**** Supplied records

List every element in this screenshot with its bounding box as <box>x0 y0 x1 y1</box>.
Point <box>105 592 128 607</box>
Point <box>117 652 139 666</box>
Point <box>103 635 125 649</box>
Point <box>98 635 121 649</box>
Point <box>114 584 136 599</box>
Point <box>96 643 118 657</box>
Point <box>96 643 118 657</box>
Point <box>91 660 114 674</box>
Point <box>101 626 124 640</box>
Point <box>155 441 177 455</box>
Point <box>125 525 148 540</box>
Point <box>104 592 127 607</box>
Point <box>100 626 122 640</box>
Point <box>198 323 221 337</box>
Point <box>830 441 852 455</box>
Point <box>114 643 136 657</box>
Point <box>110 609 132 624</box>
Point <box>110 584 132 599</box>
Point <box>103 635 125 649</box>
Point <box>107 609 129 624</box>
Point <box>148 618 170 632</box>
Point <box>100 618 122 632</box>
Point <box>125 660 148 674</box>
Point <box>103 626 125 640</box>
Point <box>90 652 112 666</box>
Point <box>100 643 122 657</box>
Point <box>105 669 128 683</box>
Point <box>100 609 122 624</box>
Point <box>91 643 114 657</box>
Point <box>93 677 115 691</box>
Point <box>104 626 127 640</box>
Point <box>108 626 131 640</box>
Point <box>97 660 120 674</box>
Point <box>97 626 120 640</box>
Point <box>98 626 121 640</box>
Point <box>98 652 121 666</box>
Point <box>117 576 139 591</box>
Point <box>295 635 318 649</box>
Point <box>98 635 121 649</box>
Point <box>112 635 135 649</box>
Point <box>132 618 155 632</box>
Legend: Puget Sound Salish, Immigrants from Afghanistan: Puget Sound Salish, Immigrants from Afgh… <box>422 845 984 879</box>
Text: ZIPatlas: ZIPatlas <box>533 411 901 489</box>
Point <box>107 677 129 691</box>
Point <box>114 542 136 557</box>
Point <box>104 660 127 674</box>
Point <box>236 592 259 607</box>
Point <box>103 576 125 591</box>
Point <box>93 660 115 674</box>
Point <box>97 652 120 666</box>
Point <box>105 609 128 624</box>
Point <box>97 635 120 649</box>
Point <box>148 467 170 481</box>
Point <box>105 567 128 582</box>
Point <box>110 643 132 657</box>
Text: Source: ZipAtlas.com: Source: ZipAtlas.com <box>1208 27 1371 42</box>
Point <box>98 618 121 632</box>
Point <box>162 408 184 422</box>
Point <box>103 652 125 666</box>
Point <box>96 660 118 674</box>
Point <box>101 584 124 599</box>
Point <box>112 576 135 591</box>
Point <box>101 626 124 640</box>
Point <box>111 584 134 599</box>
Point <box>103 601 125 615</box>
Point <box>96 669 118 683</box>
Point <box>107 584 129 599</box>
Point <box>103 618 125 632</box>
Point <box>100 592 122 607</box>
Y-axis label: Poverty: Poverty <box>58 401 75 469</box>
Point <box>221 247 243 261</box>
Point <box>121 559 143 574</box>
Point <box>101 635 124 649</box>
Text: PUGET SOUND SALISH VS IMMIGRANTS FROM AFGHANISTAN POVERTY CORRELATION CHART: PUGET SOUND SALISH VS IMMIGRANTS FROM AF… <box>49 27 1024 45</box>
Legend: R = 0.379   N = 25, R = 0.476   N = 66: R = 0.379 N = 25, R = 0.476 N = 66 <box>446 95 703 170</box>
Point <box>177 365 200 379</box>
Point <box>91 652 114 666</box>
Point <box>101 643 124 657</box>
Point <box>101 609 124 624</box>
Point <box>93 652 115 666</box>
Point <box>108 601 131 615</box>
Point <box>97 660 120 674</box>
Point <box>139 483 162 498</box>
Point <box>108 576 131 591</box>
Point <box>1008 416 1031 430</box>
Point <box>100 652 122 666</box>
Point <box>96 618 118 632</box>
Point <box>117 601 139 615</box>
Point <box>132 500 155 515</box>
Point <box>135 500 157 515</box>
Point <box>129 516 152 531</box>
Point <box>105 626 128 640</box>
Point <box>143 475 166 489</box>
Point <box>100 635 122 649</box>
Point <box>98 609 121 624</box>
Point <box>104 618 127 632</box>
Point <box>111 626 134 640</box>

********

Reproduce verbatim every line of the data from the first line through the line that contains "Point <box>114 542 136 557</box>", including both of these lines.

● **Answer to the problem**
List every element in this screenshot with its bounding box as <box>x0 y0 x1 y1</box>.
Point <box>105 592 128 607</box>
Point <box>117 652 139 666</box>
Point <box>103 635 125 649</box>
Point <box>98 635 121 649</box>
Point <box>114 584 136 599</box>
Point <box>96 643 118 657</box>
Point <box>96 643 118 657</box>
Point <box>91 660 114 674</box>
Point <box>101 626 124 640</box>
Point <box>155 441 177 455</box>
Point <box>125 525 148 540</box>
Point <box>104 592 127 607</box>
Point <box>100 626 122 640</box>
Point <box>198 323 221 337</box>
Point <box>830 441 852 455</box>
Point <box>114 643 136 657</box>
Point <box>110 609 132 624</box>
Point <box>110 584 132 599</box>
Point <box>103 635 125 649</box>
Point <box>107 609 129 624</box>
Point <box>148 618 170 632</box>
Point <box>100 618 122 632</box>
Point <box>125 660 148 674</box>
Point <box>103 626 125 640</box>
Point <box>90 652 112 666</box>
Point <box>100 643 122 657</box>
Point <box>105 669 128 683</box>
Point <box>100 609 122 624</box>
Point <box>91 643 114 657</box>
Point <box>93 677 115 691</box>
Point <box>104 626 127 640</box>
Point <box>108 626 131 640</box>
Point <box>97 660 120 674</box>
Point <box>97 626 120 640</box>
Point <box>98 626 121 640</box>
Point <box>98 652 121 666</box>
Point <box>117 576 139 591</box>
Point <box>295 635 318 649</box>
Point <box>98 635 121 649</box>
Point <box>112 635 135 649</box>
Point <box>132 618 155 632</box>
Legend: Puget Sound Salish, Immigrants from Afghanistan: Puget Sound Salish, Immigrants from Afgh… <box>422 845 984 879</box>
Text: ZIPatlas: ZIPatlas <box>533 411 901 489</box>
Point <box>107 677 129 691</box>
Point <box>114 542 136 557</box>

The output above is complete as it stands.